===== EXERCISE INPUTS =====
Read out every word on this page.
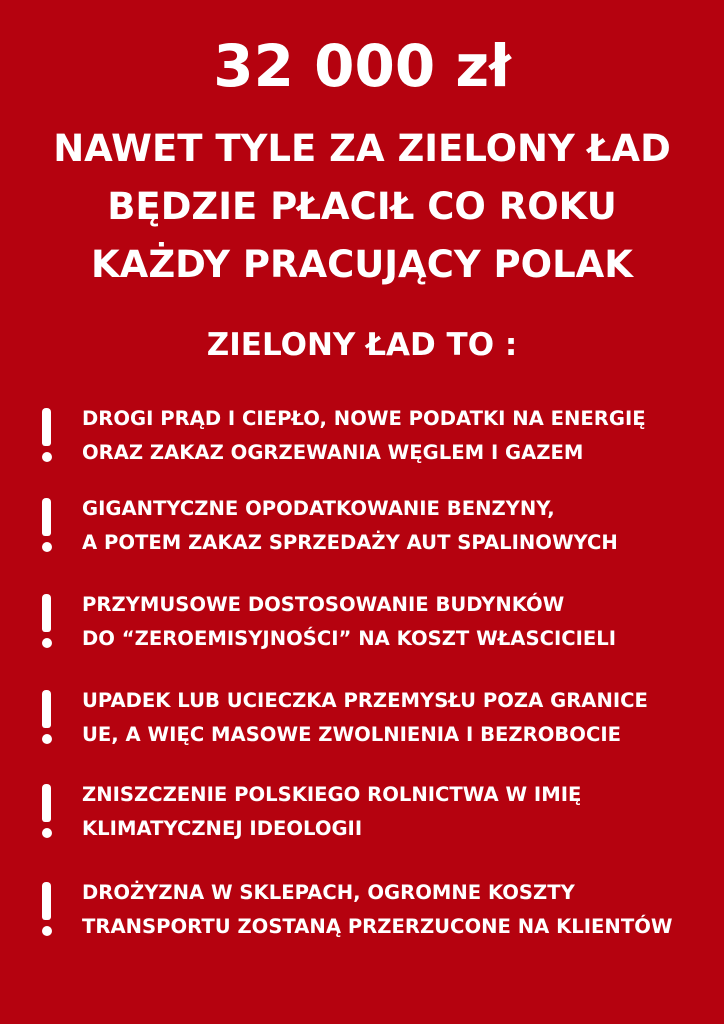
32 000 zł
NAWET TYLE ZA ZIELONY ŁAD
BĘDZIE PŁACIŁ CO ROKU
KAŻDY PRACUJĄCY POLAK
ZIELONY ŁAD TO :
DROGI PRĄD I CIEPŁO, NOWE PODATKI NA ENERGIĘ
ORAZ ZAKAZ OGRZEWANIA WĘGLEM I GAZEM
GIGANTYCZNE OPODATKOWANIE BENZYNY,
A POTEM ZAKAZ SPRZEDAŻY AUT SPALINOWYCH
PRZYMUSOWE DOSTOSOWANIE BUDYNKÓW
DO “ZEROEMISYJNOŚCI” NA KOSZT WŁASCICIELI
UPADEK LUB UCIECZKA PRZEMYSŁU POZA GRANICE
UE, A WIĘC MASOWE ZWOLNIENIA I BEZROBOCIE
ZNISZCZENIE POLSKIEGO ROLNICTWA W IMIĘ
KLIMATYCZNEJ IDEOLOGII
DROŻYZNA W SKLEPACH, OGROMNE KOSZTY
TRANSPORTU ZOSTANĄ PRZERZUCONE NA KLIENTÓW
=====
WHAT YOU SHOULD DO:
Pull out every line in the material above where "ZAKAZ" occurs.

CORRECT RESULT:
ORAZ ZAKAZ OGRZEWANIA WĘGLEM I GAZEM
A POTEM ZAKAZ SPRZEDAŻY AUT SPALINOWYCH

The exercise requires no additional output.